**MATERIAL:**
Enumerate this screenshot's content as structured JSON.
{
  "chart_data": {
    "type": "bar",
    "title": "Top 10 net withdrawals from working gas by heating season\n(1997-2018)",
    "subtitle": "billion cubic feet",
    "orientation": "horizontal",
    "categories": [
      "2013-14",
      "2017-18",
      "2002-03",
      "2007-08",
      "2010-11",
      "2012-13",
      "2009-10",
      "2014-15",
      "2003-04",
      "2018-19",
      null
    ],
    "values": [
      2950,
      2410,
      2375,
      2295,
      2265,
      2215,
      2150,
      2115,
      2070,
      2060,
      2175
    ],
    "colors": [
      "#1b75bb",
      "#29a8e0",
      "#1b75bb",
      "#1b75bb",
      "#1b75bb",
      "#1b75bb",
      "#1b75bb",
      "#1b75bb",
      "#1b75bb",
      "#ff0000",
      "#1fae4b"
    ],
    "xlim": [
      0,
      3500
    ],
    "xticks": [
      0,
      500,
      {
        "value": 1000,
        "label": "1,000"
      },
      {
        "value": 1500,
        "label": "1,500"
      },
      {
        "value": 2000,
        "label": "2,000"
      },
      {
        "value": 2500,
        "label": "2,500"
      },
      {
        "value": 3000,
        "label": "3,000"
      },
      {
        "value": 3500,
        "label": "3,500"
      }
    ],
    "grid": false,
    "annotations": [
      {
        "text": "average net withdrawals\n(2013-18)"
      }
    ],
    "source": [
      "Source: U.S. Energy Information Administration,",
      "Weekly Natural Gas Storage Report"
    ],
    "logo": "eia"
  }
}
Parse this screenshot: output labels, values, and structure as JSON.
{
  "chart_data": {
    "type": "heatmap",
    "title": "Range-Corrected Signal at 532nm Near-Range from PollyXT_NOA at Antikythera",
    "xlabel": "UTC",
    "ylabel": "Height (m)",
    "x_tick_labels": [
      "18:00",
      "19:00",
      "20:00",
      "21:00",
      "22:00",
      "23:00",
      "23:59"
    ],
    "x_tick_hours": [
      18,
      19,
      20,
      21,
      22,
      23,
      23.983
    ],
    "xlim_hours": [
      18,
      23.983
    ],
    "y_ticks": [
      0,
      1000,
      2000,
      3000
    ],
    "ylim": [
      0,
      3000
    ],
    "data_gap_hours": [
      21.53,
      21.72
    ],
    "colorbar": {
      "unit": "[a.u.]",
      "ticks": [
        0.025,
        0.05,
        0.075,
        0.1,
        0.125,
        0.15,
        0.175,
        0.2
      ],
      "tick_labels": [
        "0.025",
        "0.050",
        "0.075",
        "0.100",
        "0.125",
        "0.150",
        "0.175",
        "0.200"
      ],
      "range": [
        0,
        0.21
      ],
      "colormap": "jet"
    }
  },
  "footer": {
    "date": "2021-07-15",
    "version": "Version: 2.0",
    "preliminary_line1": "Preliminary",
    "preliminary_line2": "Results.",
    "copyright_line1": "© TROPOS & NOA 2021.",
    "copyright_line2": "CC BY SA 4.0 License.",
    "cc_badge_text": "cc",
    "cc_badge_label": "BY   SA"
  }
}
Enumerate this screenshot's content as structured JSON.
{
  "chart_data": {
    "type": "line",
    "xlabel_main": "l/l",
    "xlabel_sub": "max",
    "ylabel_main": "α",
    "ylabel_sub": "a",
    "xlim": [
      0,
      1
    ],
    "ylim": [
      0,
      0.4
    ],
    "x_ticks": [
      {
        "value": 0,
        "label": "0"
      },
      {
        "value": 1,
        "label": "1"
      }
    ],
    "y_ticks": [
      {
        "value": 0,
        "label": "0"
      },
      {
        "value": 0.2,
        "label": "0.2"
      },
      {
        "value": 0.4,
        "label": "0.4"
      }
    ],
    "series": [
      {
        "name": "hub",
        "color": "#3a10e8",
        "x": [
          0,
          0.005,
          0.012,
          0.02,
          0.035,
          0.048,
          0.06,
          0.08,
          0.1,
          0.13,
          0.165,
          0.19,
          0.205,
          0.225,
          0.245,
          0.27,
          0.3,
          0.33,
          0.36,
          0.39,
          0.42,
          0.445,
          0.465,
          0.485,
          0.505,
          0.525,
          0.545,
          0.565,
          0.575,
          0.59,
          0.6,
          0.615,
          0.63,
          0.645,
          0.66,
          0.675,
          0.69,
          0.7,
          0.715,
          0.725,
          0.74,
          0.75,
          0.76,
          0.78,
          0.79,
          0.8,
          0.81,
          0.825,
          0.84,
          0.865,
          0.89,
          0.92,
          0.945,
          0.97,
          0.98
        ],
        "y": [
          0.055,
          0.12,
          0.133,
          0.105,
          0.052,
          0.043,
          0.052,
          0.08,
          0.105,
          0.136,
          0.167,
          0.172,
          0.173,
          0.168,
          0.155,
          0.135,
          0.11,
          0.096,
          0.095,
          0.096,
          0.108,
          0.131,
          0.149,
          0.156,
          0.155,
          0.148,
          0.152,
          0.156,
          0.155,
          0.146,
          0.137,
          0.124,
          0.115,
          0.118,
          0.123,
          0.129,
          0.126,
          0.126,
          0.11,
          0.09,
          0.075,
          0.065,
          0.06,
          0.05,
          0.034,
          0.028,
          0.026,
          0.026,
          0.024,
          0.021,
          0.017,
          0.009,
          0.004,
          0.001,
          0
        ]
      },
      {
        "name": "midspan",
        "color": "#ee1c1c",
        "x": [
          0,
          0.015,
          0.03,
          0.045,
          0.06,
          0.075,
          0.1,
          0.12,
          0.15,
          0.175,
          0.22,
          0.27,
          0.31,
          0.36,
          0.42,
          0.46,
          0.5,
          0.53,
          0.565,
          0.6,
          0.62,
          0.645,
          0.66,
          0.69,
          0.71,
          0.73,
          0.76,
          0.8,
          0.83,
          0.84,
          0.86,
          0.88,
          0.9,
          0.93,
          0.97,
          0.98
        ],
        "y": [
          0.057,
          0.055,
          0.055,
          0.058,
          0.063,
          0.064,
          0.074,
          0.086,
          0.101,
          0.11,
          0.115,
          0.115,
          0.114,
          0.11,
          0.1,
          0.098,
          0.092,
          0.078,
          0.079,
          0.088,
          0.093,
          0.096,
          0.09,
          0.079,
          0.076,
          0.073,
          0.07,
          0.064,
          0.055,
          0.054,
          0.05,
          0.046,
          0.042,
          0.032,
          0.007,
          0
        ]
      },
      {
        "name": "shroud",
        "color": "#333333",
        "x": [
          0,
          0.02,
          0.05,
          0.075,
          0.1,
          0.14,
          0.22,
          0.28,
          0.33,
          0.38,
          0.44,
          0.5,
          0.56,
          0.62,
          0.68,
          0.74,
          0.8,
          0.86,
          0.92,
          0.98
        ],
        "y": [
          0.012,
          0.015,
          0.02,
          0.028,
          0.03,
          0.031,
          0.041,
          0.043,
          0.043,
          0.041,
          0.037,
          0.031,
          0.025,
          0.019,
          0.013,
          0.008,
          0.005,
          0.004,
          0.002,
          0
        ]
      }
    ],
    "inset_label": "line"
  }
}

**STATED PROBLEM:**
Make an exact copy of the records.

**RESULT OF THE EXERCISE:**
Enumerate this screenshot's content as structured JSON.
{
  "chart_data": {
    "type": "bar",
    "title": "Top 10 net withdrawals from working gas by heating season\n(1997-2018)",
    "subtitle": "billion cubic feet",
    "orientation": "horizontal",
    "categories": [
      "2013-14",
      "2017-18",
      "2002-03",
      "2007-08",
      "2010-11",
      "2012-13",
      "2009-10",
      "2014-15",
      "2003-04",
      "2018-19",
      null
    ],
    "values": [
      2950,
      2410,
      2375,
      2295,
      2265,
      2215,
      2150,
      2115,
      2070,
      2060,
      2175
    ],
    "colors": [
      "#1b75bb",
      "#29a8e0",
      "#1b75bb",
      "#1b75bb",
      "#1b75bb",
      "#1b75bb",
      "#1b75bb",
      "#1b75bb",
      "#1b75bb",
      "#ff0000",
      "#1fae4b"
    ],
    "xlim": [
      0,
      3500
    ],
    "xticks": [
      0,
      500,
      {
        "value": 1000,
        "label": "1,000"
      },
      {
        "value": 1500,
        "label": "1,500"
      },
      {
        "value": 2000,
        "label": "2,000"
      },
      {
        "value": 2500,
        "label": "2,500"
      },
      {
        "value": 3000,
        "label": "3,000"
      },
      {
        "value": 3500,
        "label": "3,500"
      }
    ],
    "grid": false,
    "annotations": [
      {
        "text": "average net withdrawals\n(2013-18)"
      }
    ],
    "source": [
      "Source: U.S. Energy Information Administration,",
      "Weekly Natural Gas Storage Report"
    ],
    "logo": "eia"
  }
}
Parse this screenshot: output labels, values, and structure as JSON.
{
  "chart_data": {
    "type": "heatmap",
    "title": "Range-Corrected Signal at 532nm Near-Range from PollyXT_NOA at Antikythera",
    "xlabel": "UTC",
    "ylabel": "Height (m)",
    "x_tick_labels": [
      "18:00",
      "19:00",
      "20:00",
      "21:00",
      "22:00",
      "23:00",
      "23:59"
    ],
    "x_tick_hours": [
      18,
      19,
      20,
      21,
      22,
      23,
      23.983
    ],
    "xlim_hours": [
      18,
      23.983
    ],
    "y_ticks": [
      0,
      1000,
      2000,
      3000
    ],
    "ylim": [
      0,
      3000
    ],
    "data_gap_hours": [
      21.53,
      21.72
    ],
    "colorbar": {
      "unit": "[a.u.]",
      "ticks": [
        0.025,
        0.05,
        0.075,
        0.1,
        0.125,
        0.15,
        0.175,
        0.2
      ],
      "tick_labels": [
        "0.025",
        "0.050",
        "0.075",
        "0.100",
        "0.125",
        "0.150",
        "0.175",
        "0.200"
      ],
      "range": [
        0,
        0.21
      ],
      "colormap": "jet"
    }
  },
  "footer": {
    "date": "2021-07-15",
    "version": "Version: 2.0",
    "preliminary_line1": "Preliminary",
    "preliminary_line2": "Results.",
    "copyright_line1": "© TROPOS & NOA 2021.",
    "copyright_line2": "CC BY SA 4.0 License.",
    "cc_badge_text": "cc",
    "cc_badge_label": "BY   SA"
  }
}
Enumerate this screenshot's content as structured JSON.
{
  "chart_data": {
    "type": "line",
    "xlabel_main": "l/l",
    "xlabel_sub": "max",
    "ylabel_main": "α",
    "ylabel_sub": "a",
    "xlim": [
      0,
      1
    ],
    "ylim": [
      0,
      0.4
    ],
    "x_ticks": [
      {
        "value": 0,
        "label": "0"
      },
      {
        "value": 1,
        "label": "1"
      }
    ],
    "y_ticks": [
      {
        "value": 0,
        "label": "0"
      },
      {
        "value": 0.2,
        "label": "0.2"
      },
      {
        "value": 0.4,
        "label": "0.4"
      }
    ],
    "series": [
      {
        "name": "hub",
        "color": "#3a10e8",
        "x": [
          0,
          0.005,
          0.012,
          0.02,
          0.035,
          0.048,
          0.06,
          0.08,
          0.1,
          0.13,
          0.165,
          0.19,
          0.205,
          0.225,
          0.245,
          0.27,
          0.3,
          0.33,
          0.36,
          0.39,
          0.42,
          0.445,
          0.465,
          0.485,
          0.505,
          0.525,
          0.545,
          0.565,
          0.575,
          0.59,
          0.6,
          0.615,
          0.63,
          0.645,
          0.66,
          0.675,
          0.69,
          0.7,
          0.715,
          0.725,
          0.74,
          0.75,
          0.76,
          0.78,
          0.79,
          0.8,
          0.81,
          0.825,
          0.84,
          0.865,
          0.89,
          0.92,
          0.945,
          0.97,
          0.98
        ],
        "y": [
          0.055,
          0.12,
          0.133,
          0.105,
          0.052,
          0.043,
          0.052,
          0.08,
          0.105,
          0.136,
          0.167,
          0.172,
          0.173,
          0.168,
          0.155,
          0.135,
          0.11,
          0.096,
          0.095,
          0.096,
          0.108,
          0.131,
          0.149,
          0.156,
          0.155,
          0.148,
          0.152,
          0.156,
          0.155,
          0.146,
          0.137,
          0.124,
          0.115,
          0.118,
          0.123,
          0.129,
          0.126,
          0.126,
          0.11,
          0.09,
          0.075,
          0.065,
          0.06,
          0.05,
          0.034,
          0.028,
          0.026,
          0.026,
          0.024,
          0.021,
          0.017,
          0.009,
          0.004,
          0.001,
          0
        ]
      },
      {
        "name": "midspan",
        "color": "#ee1c1c",
        "x": [
          0,
          0.015,
          0.03,
          0.045,
          0.06,
          0.075,
          0.1,
          0.12,
          0.15,
          0.175,
          0.22,
          0.27,
          0.31,
          0.36,
          0.42,
          0.46,
          0.5,
          0.53,
          0.565,
          0.6,
          0.62,
          0.645,
          0.66,
          0.69,
          0.71,
          0.73,
          0.76,
          0.8,
          0.83,
          0.84,
          0.86,
          0.88,
          0.9,
          0.93,
          0.97,
          0.98
        ],
        "y": [
          0.057,
          0.055,
          0.055,
          0.058,
          0.063,
          0.064,
          0.074,
          0.086,
          0.101,
          0.11,
          0.115,
          0.115,
          0.114,
          0.11,
          0.1,
          0.098,
          0.092,
          0.078,
          0.079,
          0.088,
          0.093,
          0.096,
          0.09,
          0.079,
          0.076,
          0.073,
          0.07,
          0.064,
          0.055,
          0.054,
          0.05,
          0.046,
          0.042,
          0.032,
          0.007,
          0
        ]
      },
      {
        "name": "shroud",
        "color": "#333333",
        "x": [
          0,
          0.02,
          0.05,
          0.075,
          0.1,
          0.14,
          0.22,
          0.28,
          0.33,
          0.38,
          0.44,
          0.5,
          0.56,
          0.62,
          0.68,
          0.74,
          0.8,
          0.86,
          0.92,
          0.98
        ],
        "y": [
          0.012,
          0.015,
          0.02,
          0.028,
          0.03,
          0.031,
          0.041,
          0.043,
          0.043,
          0.041,
          0.037,
          0.031,
          0.025,
          0.019,
          0.013,
          0.008,
          0.005,
          0.004,
          0.002,
          0
        ]
      }
    ],
    "inset_label": "line"
  }
}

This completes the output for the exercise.